─── PROVIDED MATERIAL
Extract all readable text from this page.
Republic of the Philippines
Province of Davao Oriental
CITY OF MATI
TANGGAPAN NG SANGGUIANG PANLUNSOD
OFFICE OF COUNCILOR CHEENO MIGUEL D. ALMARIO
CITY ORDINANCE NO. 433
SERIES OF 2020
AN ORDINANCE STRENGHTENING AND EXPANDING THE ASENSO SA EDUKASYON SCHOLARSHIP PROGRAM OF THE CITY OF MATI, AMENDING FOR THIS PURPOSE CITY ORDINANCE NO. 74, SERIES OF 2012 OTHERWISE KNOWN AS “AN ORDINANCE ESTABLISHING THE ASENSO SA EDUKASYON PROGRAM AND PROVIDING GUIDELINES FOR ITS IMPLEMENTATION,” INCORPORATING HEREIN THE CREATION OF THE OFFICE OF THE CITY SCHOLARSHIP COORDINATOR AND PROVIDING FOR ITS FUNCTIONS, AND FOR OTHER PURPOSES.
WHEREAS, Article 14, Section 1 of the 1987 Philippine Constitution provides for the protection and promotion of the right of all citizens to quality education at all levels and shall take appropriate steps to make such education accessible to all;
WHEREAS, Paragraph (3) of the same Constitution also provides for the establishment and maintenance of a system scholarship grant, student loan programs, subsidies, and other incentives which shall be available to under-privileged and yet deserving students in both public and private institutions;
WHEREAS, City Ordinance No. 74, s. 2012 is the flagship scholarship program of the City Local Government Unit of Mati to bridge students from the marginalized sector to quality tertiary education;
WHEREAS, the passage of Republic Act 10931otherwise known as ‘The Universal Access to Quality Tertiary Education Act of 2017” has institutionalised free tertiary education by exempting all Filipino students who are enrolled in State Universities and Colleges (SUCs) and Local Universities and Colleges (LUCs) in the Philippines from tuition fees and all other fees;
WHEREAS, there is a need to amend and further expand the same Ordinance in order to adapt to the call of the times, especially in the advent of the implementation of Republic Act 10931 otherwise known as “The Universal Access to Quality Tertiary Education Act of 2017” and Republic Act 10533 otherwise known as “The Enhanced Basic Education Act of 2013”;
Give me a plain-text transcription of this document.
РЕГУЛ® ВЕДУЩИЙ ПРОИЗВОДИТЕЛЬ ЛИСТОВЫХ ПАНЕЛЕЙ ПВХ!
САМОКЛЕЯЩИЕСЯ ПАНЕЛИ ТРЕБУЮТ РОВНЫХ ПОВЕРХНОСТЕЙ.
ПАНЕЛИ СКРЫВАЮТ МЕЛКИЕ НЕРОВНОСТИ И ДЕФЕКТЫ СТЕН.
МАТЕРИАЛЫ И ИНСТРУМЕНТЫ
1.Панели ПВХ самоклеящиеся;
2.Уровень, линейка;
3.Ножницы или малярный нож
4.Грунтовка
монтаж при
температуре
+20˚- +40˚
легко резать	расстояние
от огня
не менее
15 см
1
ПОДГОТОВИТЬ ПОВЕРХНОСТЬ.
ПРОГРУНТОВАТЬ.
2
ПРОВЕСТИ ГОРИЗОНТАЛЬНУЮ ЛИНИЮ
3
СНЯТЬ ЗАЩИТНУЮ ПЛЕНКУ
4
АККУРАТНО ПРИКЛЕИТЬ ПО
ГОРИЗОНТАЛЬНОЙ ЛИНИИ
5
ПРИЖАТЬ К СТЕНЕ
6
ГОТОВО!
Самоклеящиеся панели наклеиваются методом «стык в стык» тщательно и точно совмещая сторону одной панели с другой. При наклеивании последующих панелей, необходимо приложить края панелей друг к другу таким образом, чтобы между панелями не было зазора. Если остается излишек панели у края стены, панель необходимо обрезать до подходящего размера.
──────
From the records above, copy every line that holds the word "shall".

> **THE SOLUTION**:
WHEREAS, Article 14, Section 1 of the 1987 Philippine Constitution provides for the protection and promotion of the right of all citizens to quality education at all levels and shall take appropriate steps to make such education accessible to all;
WHEREAS, Paragraph (3) of the same Constitution also provides for the establishment and maintenance of a system scholarship grant, student loan programs, subsidies, and other incentives which shall be available to under-privileged and yet deserving students in both public and private institutions;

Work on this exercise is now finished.